== Instructions to follow ==
Repeat the data that follows, word for word, without the images.

══════

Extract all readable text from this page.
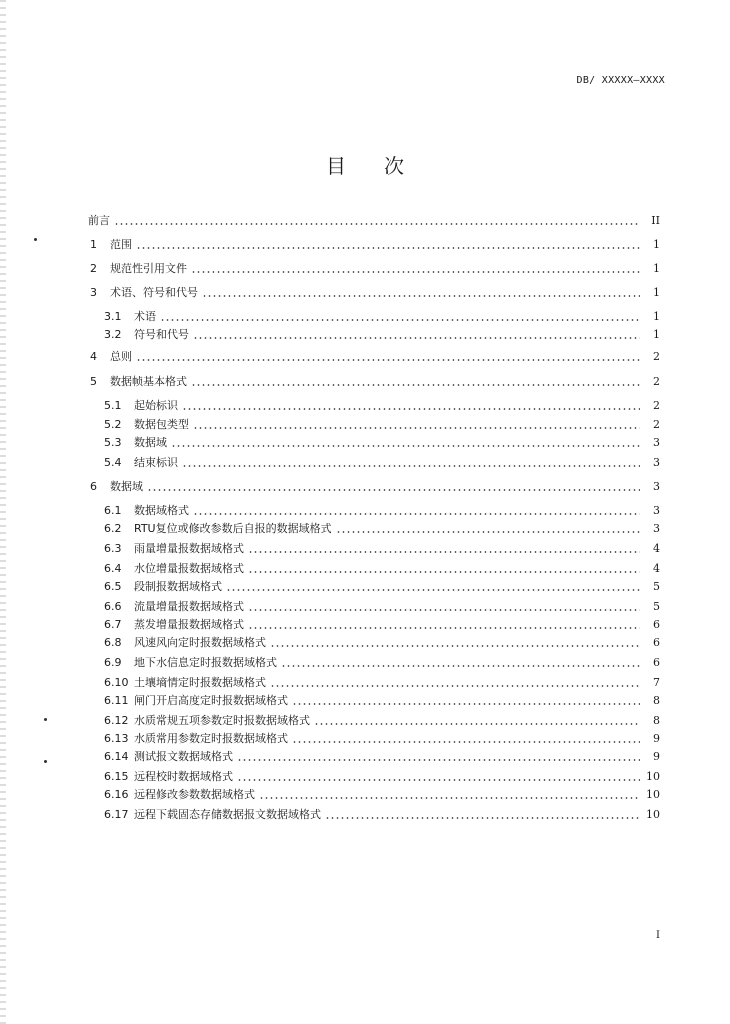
DB/ XXXXX—XXXX
目次
前言	II
1	范围	1
2	规范性引用文件	1
3	术语、符号和代号	1
3.1	术语	1
3.2	符号和代号	1
4	总则	2
5	数据帧基本格式	2
5.1	起始标识	2
5.2	数据包类型	2
5.3	数据域	3
5.4	结束标识	3
6	数据域	3
6.1	数据域格式	3
6.2	RTU复位或修改参数后自报的数据域格式	3
6.3	雨量增量报数据域格式	4
6.4	水位增量报数据域格式	4
6.5	段制报数据域格式	5
6.6	流量增量报数据域格式	5
6.7	蒸发增量报数据域格式	6
6.8	风速风向定时报数据域格式	6
6.9	地下水信息定时报数据域格式	6
6.10 土壤墒情定时报数据域格式	7
6.11 闸门开启高度定时报数据域格式	8
6.12 水质常规五项参数定时报数据域格式	8
6.13 水质常用参数定时报数据域格式	9
6.14 测试报文数据域格式	9
6.15 远程校时数据域格式	10
6.16 远程修改参数数据域格式	10
6.17 远程下载固态存储数据报文数据域格式	10
I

══════

== Solved problem ==
Extract all readable text from this page.
DB/ XXXXX—XXXX
目次
前言	II
1	范围	1
2	规范性引用文件	1
3	术语、符号和代号	1
3.1	术语	1
3.2	符号和代号	1
4	总则	2
5	数据帧基本格式	2
5.1	起始标识	2
5.2	数据包类型	2
5.3	数据域	3
5.4	结束标识	3
6	数据域	3
6.1	数据域格式	3
6.2	RTU复位或修改参数后自报的数据域格式	3
6.3	雨量增量报数据域格式	4
6.4	水位增量报数据域格式	4
6.5	段制报数据域格式	5
6.6	流量增量报数据域格式	5
6.7	蒸发增量报数据域格式	6
6.8	风速风向定时报数据域格式	6
6.9	地下水信息定时报数据域格式	6
6.10 土壤墒情定时报数据域格式	7
6.11 闸门开启高度定时报数据域格式	8
6.12 水质常规五项参数定时报数据域格式	8
6.13 水质常用参数定时报数据域格式	9
6.14 测试报文数据域格式	9
6.15 远程校时数据域格式	10
6.16 远程修改参数数据域格式	10
6.17 远程下载固态存储数据报文数据域格式	10
I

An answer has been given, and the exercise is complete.